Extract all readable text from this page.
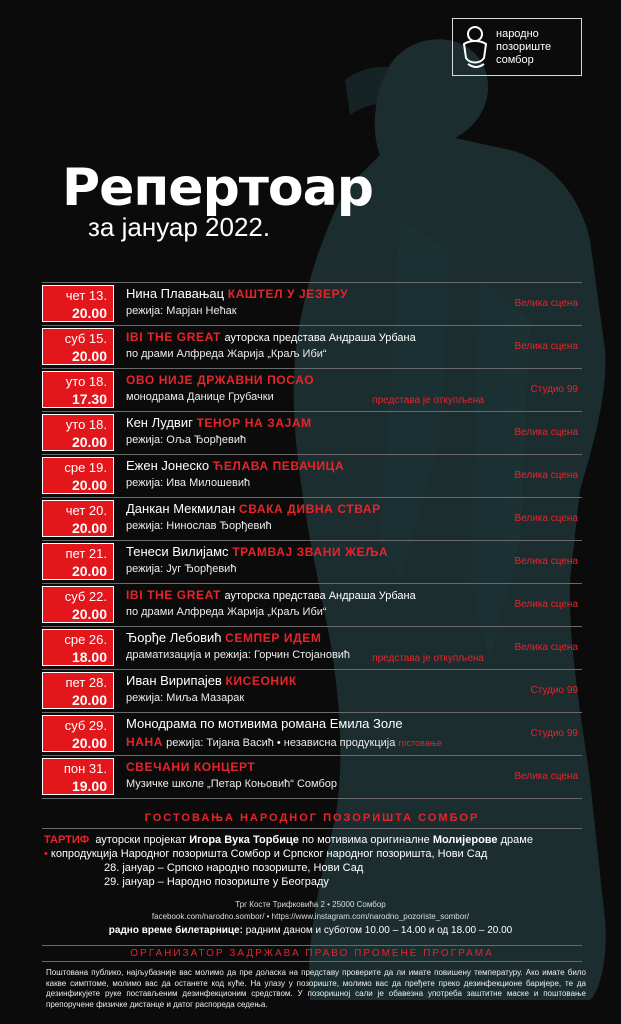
народно
позориште
сомбор
Репертоар
за јануар 2022.
чет 13.
20.00
Нина Плавањац КАШТЕЛ У ЈЕЗЕРУ
режија: Марјан Нећак
Велика сцена
суб 15.
20.00
IBI THE GREAT ауторска представа Андраша Урбана
по драми Алфреда Жарија „Краљ Иби“
Велика сцена
уто 18.
17.30
ОВО НИЈЕ ДРЖАВНИ ПОСАО
монодрама Данице Грубачки	представа је откупљена
Студио 99
уто 18.
20.00
Кен Лудвиг ТЕНОР НА ЗАЈАМ
режија: Оља Ђорђевић
Велика сцена
сре 19.
20.00
Ежен Јонеско ЋЕЛАВА ПЕВАЧИЦА
режија: Ива Милошевић
Велика сцена
чет 20.
20.00
Данкан Мекмилан СВАКА ДИВНА СТВАР
режија: Нинослав Ђорђевић
Велика сцена
пет 21.
20.00
Тенеси Вилијамс ТРАМВАЈ ЗВАНИ ЖЕЉА
режија: Југ Ђорђевић
Велика сцена
суб 22.
20.00
IBI THE GREAT ауторска представа Андраша Урбана
по драми Алфреда Жарија „Краљ Иби“
Велика сцена
сре 26.
18.00
Ђорђе Лебовић СЕМПЕР ИДЕМ
драматизација и режија: Горчин Стојановић представа је откупљена
Велика сцена
пет 28.
20.00
Иван Вирипајев КИСЕОНИК
режија: Миља Мазарак
Студио 99
суб 29.
20.00
Монодрама по мотивима романа Емила Золе
НАНА режија: Тијана Васић • независна продукција гостовање
Студио 99
пон 31.
19.00
СВЕЧАНИ КОНЦЕРТ
Музичке школе „Петар Коњовић“ Сомбор
Велика сцена
ГОСТОВАЊА НАРОДНОГ ПОЗОРИШТА СОМБОР
ТАРТИФ ауторски пројекат Игора Вука Торбице по мотивима оригиналне Молијерове драме
• копродукција Народног позоришта Сомбор и Српског народног позоришта, Нови Сад
28. јануар – Српско народно позориште, Нови Сад
29. јануар – Народно позориште у Београду
Трг Косте Трифковића 2 • 25000 Сомбор
facebook.com/narodno.sombor/ • https://www.instagram.com/narodno_pozoriste_sombor/
радно време билетарнице: радним даном и суботом 10.00 – 14.00 и од 18.00 – 20.00
ОРГАНИЗАТОР ЗАДРЖАВА ПРАВО ПРОМЕНЕ ПРОГРАМА
Поштована публико, најљубазније вас молимо да пре доласка на представу проверите да ли имате повишену температуру. Ако имате било какве симптоме, молимо вас да останете код куће. На улазу у позориште, молимо вас да пређете преко дезинфекционе баријере, те да дезинфикујете руке постављеним дезинфекционим средством. У позоришној сали је обавезна употреба заштитне маске и поштовање препоручене физичке дистанце и датог распореда седења.
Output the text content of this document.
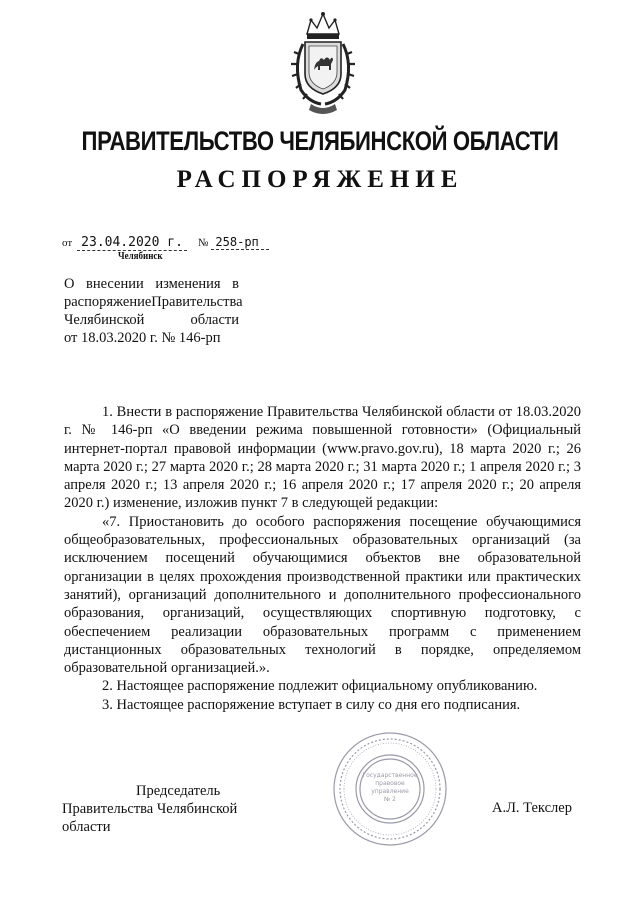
ПРАВИТЕЛЬСТВО ЧЕЛЯБИНСКОЙ ОБЛАСТИ
РАСПОРЯЖЕНИЕ
от 23.04.2020 г. № 258-рп
Челябинск
О внесении изменения в
распоряжение Правительства
Челябинской	области
от 18.03.2020 г. № 146-рп

1. Внести в распоряжение Правительства Челябинской области от 18.03.2020 г. № 146-рп «О введении режима повышенной готовности» (Официальный интернет-портал правовой информации (www.pravo.gov.ru), 18 марта 2020 г.; 26 марта 2020 г.; 27 марта 2020 г.; 28 марта 2020 г.; 31 марта 2020 г.; 1 апреля 2020 г.; 3 апреля 2020 г.; 13 апреля 2020 г.; 16 апреля 2020 г.; 17 апреля 2020 г.; 20 апреля 2020 г.) изменение, изложив пункт 7 в следующей редакции:

«7. Приостановить до особого распоряжения посещение обучающимися общеобразовательных, профессиональных образовательных организаций (за исключением посещений обучающимися объектов вне образовательной организации в целях прохождения производственной практики или практических занятий), организаций дополнительного и дополнительного профессионального образования, организаций, осуществляющих спортивную подготовку, с обеспечением реализации образовательных программ с применением дистанционных образовательных технологий в порядке, определяемом образовательной организацией.».

2. Настоящее распоряжение подлежит официальному опубликованию.

3. Настоящее распоряжение вступает в силу со дня его подписания.

Государственное
правовое
управление
№ 2
Председатель
Правительства Челябинской области
А.Л. Текслер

[What you have to do]: Set down the lines of the records above exactly, apart from the pictures.

[Response to this exercise]:
Extract all readable text from this page.
народно
позориште
сомбор
Репертоар
за јануар 2022.
чет 13.
20.00
Нина Плавањац КАШТЕЛ У ЈЕЗЕРУ
режија: Марјан Нећак
Велика сцена
суб 15.
20.00
IBI THE GREAT ауторска представа Андраша Урбана
по драми Алфреда Жарија „Краљ Иби“
Велика сцена
уто 18.
17.30
ОВО НИЈЕ ДРЖАВНИ ПОСАО
монодрама Данице Грубачки	представа је откупљена
Студио 99
уто 18.
20.00
Кен Лудвиг ТЕНОР НА ЗАЈАМ
режија: Оља Ђорђевић
Велика сцена
сре 19.
20.00
Ежен Јонеско ЋЕЛАВА ПЕВАЧИЦА
режија: Ива Милошевић
Велика сцена
чет 20.
20.00
Данкан Мекмилан СВАКА ДИВНА СТВАР
режија: Нинослав Ђорђевић
Велика сцена
пет 21.
20.00
Тенеси Вилијамс ТРАМВАЈ ЗВАНИ ЖЕЉА
режија: Југ Ђорђевић
Велика сцена
суб 22.
20.00
IBI THE GREAT ауторска представа Андраша Урбана
по драми Алфреда Жарија „Краљ Иби“
Велика сцена
сре 26.
18.00
Ђорђе Лебовић СЕМПЕР ИДЕМ
драматизација и режија: Горчин Стојановић представа је откупљена
Велика сцена
пет 28.
20.00
Иван Вирипајев КИСЕОНИК
режија: Миља Мазарак
Студио 99
суб 29.
20.00
Монодрама по мотивима романа Емила Золе
НАНА режија: Тијана Васић • независна продукција гостовање
Студио 99
пон 31.
19.00
СВЕЧАНИ КОНЦЕРТ
Музичке школе „Петар Коњовић“ Сомбор
Велика сцена
ГОСТОВАЊА НАРОДНОГ ПОЗОРИШТА СОМБОР
ТАРТИФ ауторски пројекат Игора Вука Торбице по мотивима оригиналне Молијерове драме
• копродукција Народног позоришта Сомбор и Српског народног позоришта, Нови Сад
28. јануар – Српско народно позориште, Нови Сад
29. јануар – Народно позориште у Београду
Трг Косте Трифковића 2 • 25000 Сомбор
facebook.com/narodno.sombor/ • https://www.instagram.com/narodno_pozoriste_sombor/
радно време билетарнице: радним даном и суботом 10.00 – 14.00 и од 18.00 – 20.00
ОРГАНИЗАТОР ЗАДРЖАВА ПРАВО ПРОМЕНЕ ПРОГРАМА
Поштована публико, најљубазније вас молимо да пре доласка на представу проверите да ли имате повишену температуру. Ако имате било какве симптоме, молимо вас да останете код куће. На улазу у позориште, молимо вас да пређете преко дезинфекционе баријере, те да дезинфикујете руке постављеним дезинфекционим средством. У позоришној сали је обавезна употреба заштитне маске и поштовање препоручене физичке дистанце и датог распореда седења.
Output the text content of this document.
ПРАВИТЕЛЬСТВО ЧЕЛЯБИНСКОЙ ОБЛАСТИ
РАСПОРЯЖЕНИЕ
от 23.04.2020 г. № 258-рп
Челябинск
О внесении изменения в
распоряжение Правительства
Челябинской	области
от 18.03.2020 г. № 146-рп

1. Внести в распоряжение Правительства Челябинской области от 18.03.2020 г. № 146-рп «О введении режима повышенной готовности» (Официальный интернет-портал правовой информации (www.pravo.gov.ru), 18 марта 2020 г.; 26 марта 2020 г.; 27 марта 2020 г.; 28 марта 2020 г.; 31 марта 2020 г.; 1 апреля 2020 г.; 3 апреля 2020 г.; 13 апреля 2020 г.; 16 апреля 2020 г.; 17 апреля 2020 г.; 20 апреля 2020 г.) изменение, изложив пункт 7 в следующей редакции:

«7. Приостановить до особого распоряжения посещение обучающимися общеобразовательных, профессиональных образовательных организаций (за исключением посещений обучающимися объектов вне образовательной организации в целях прохождения производственной практики или практических занятий), организаций дополнительного и дополнительного профессионального образования, организаций, осуществляющих спортивную подготовку, с обеспечением реализации образовательных программ с применением дистанционных образовательных технологий в порядке, определяемом образовательной организацией.».

2. Настоящее распоряжение подлежит официальному опубликованию.

3. Настоящее распоряжение вступает в силу со дня его подписания.

Государственное
правовое
управление
№ 2
Председатель
Правительства Челябинской области
А.Л. Текслер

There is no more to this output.